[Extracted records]
* start *

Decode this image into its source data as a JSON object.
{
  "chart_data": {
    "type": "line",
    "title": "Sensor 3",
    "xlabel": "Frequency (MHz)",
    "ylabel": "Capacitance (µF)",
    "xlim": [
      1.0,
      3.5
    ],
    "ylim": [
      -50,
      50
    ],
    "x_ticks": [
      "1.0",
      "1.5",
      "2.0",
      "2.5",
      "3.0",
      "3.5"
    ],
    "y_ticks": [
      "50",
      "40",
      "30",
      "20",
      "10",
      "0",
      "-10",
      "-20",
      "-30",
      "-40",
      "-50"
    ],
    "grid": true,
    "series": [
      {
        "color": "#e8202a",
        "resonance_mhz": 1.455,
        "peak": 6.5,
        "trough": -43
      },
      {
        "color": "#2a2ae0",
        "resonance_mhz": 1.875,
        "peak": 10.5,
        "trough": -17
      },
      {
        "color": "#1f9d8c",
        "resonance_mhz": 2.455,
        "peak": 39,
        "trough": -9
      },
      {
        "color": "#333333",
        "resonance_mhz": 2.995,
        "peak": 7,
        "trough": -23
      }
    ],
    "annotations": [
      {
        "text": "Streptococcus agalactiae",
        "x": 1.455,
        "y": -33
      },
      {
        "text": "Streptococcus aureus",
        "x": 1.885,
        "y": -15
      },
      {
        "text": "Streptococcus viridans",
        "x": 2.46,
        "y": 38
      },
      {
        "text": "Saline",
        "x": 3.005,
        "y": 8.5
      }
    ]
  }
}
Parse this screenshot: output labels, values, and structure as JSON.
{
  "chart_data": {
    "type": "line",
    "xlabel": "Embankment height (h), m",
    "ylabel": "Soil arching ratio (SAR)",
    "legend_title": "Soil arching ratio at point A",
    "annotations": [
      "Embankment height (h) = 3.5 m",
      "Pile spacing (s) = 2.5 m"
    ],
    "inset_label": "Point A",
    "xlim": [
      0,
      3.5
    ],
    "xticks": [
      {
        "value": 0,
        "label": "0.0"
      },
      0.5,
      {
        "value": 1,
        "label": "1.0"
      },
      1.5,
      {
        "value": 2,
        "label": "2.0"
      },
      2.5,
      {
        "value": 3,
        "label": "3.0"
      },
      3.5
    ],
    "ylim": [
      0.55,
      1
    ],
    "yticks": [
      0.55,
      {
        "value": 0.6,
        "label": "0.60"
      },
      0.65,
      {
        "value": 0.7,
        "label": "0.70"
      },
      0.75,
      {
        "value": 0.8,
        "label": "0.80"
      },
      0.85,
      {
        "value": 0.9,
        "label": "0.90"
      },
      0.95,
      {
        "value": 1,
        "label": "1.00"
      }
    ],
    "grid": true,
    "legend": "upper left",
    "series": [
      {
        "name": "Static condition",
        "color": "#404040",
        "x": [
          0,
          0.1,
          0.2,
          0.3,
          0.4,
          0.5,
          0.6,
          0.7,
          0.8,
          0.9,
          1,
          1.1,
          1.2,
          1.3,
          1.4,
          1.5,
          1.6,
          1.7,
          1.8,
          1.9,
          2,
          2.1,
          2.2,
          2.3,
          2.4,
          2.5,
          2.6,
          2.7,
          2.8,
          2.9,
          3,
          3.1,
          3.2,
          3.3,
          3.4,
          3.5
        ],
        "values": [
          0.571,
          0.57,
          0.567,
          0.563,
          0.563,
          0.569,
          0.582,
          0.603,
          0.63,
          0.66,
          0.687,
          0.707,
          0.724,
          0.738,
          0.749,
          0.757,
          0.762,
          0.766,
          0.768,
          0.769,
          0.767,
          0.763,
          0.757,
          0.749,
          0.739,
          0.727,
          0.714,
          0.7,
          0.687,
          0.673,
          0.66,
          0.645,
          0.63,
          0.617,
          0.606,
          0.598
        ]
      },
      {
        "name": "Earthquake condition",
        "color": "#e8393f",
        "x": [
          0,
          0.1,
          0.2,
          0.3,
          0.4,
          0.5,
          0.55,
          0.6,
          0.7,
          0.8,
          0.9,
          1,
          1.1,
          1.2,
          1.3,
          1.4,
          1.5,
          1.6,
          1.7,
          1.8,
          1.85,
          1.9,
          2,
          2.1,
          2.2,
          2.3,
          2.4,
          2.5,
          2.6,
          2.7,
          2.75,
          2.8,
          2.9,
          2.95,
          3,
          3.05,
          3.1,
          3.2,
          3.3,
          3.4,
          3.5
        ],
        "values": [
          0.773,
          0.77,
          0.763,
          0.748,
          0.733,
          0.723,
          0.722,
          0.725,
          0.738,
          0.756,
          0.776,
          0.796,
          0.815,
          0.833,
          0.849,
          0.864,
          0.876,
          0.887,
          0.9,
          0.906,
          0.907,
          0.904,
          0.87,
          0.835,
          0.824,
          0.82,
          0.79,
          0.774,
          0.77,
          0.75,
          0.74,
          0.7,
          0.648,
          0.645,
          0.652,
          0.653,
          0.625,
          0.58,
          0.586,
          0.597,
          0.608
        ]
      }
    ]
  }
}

* end *

TASK DESCRIPTION.
Return each line among the entries that holds the word "height".

COMPLETE RESPONSE.
    "xlabel": "Embankment height (h), m",
      "Embankment height (h) = 3.5 m",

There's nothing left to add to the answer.